Start of Supplied records

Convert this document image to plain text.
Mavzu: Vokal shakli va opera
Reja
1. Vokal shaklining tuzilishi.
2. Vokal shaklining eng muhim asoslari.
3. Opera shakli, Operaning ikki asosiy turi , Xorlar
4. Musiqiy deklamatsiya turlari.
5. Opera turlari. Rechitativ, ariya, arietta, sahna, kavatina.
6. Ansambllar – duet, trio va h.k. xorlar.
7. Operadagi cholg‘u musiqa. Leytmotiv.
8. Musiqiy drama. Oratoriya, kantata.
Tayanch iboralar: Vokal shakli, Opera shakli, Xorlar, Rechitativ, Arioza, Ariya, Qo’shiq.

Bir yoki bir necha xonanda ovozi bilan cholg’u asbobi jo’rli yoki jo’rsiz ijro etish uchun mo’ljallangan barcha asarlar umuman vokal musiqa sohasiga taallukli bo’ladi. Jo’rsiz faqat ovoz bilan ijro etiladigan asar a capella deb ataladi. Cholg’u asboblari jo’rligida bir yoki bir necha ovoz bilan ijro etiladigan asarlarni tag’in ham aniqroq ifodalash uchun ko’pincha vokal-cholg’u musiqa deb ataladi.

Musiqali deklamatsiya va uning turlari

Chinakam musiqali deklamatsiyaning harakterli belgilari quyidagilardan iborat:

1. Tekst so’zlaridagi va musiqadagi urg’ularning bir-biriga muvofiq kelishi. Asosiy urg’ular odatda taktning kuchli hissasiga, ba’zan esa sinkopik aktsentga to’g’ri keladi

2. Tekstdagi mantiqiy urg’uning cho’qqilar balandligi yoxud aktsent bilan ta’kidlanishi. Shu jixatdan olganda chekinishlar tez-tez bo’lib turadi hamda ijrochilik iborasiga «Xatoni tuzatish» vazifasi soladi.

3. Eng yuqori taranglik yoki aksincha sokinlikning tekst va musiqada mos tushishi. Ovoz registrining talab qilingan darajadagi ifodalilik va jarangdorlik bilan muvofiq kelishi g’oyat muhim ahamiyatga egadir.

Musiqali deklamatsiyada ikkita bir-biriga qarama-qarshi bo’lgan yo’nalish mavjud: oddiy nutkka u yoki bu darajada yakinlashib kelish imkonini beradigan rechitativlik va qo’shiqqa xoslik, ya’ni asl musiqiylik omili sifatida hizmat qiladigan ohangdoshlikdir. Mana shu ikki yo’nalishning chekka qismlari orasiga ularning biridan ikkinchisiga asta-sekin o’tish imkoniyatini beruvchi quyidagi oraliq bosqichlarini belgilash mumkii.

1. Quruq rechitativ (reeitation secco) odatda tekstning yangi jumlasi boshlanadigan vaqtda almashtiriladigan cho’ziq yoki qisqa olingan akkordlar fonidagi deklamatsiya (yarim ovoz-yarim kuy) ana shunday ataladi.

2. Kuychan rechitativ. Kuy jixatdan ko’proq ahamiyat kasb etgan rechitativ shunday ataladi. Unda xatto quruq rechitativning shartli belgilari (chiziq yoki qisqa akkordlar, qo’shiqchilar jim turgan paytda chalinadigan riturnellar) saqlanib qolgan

End of Supplied records

▶ _Task goal_:
Set down the entries above again, word for word.

▶ _Written answer_:
Convert this document image to plain text.
Mavzu: Vokal shakli va opera
Reja
1. Vokal shaklining tuzilishi.
2. Vokal shaklining eng muhim asoslari.
3. Opera shakli, Operaning ikki asosiy turi , Xorlar
4. Musiqiy deklamatsiya turlari.
5. Opera turlari. Rechitativ, ariya, arietta, sahna, kavatina.
6. Ansambllar – duet, trio va h.k. xorlar.
7. Operadagi cholg‘u musiqa. Leytmotiv.
8. Musiqiy drama. Oratoriya, kantata.
Tayanch iboralar: Vokal shakli, Opera shakli, Xorlar, Rechitativ, Arioza, Ariya, Qo’shiq.

Bir yoki bir necha xonanda ovozi bilan cholg’u asbobi jo’rli yoki jo’rsiz ijro etish uchun mo’ljallangan barcha asarlar umuman vokal musiqa sohasiga taallukli bo’ladi. Jo’rsiz faqat ovoz bilan ijro etiladigan asar a capella deb ataladi. Cholg’u asboblari jo’rligida bir yoki bir necha ovoz bilan ijro etiladigan asarlarni tag’in ham aniqroq ifodalash uchun ko’pincha vokal-cholg’u musiqa deb ataladi.

Musiqali deklamatsiya va uning turlari

Chinakam musiqali deklamatsiyaning harakterli belgilari quyidagilardan iborat:

1. Tekst so’zlaridagi va musiqadagi urg’ularning bir-biriga muvofiq kelishi. Asosiy urg’ular odatda taktning kuchli hissasiga, ba’zan esa sinkopik aktsentga to’g’ri keladi

2. Tekstdagi mantiqiy urg’uning cho’qqilar balandligi yoxud aktsent bilan ta’kidlanishi. Shu jixatdan olganda chekinishlar tez-tez bo’lib turadi hamda ijrochilik iborasiga «Xatoni tuzatish» vazifasi soladi.

3. Eng yuqori taranglik yoki aksincha sokinlikning tekst va musiqada mos tushishi. Ovoz registrining talab qilingan darajadagi ifodalilik va jarangdorlik bilan muvofiq kelishi g’oyat muhim ahamiyatga egadir.

Musiqali deklamatsiyada ikkita bir-biriga qarama-qarshi bo’lgan yo’nalish mavjud: oddiy nutkka u yoki bu darajada yakinlashib kelish imkonini beradigan rechitativlik va qo’shiqqa xoslik, ya’ni asl musiqiylik omili sifatida hizmat qiladigan ohangdoshlikdir. Mana shu ikki yo’nalishning chekka qismlari orasiga ularning biridan ikkinchisiga asta-sekin o’tish imkoniyatini beruvchi quyidagi oraliq bosqichlarini belgilash mumkii.

1. Quruq rechitativ (reeitation secco) odatda tekstning yangi jumlasi boshlanadigan vaqtda almashtiriladigan cho’ziq yoki qisqa olingan akkordlar fonidagi deklamatsiya (yarim ovoz-yarim kuy) ana shunday ataladi.

2. Kuychan rechitativ. Kuy jixatdan ko’proq ahamiyat kasb etgan rechitativ shunday ataladi. Unda xatto quruq rechitativning shartli belgilari (chiziq yoki qisqa akkordlar, qo’shiqchilar jim turgan paytda chalinadigan riturnellar) saqlanib qolgan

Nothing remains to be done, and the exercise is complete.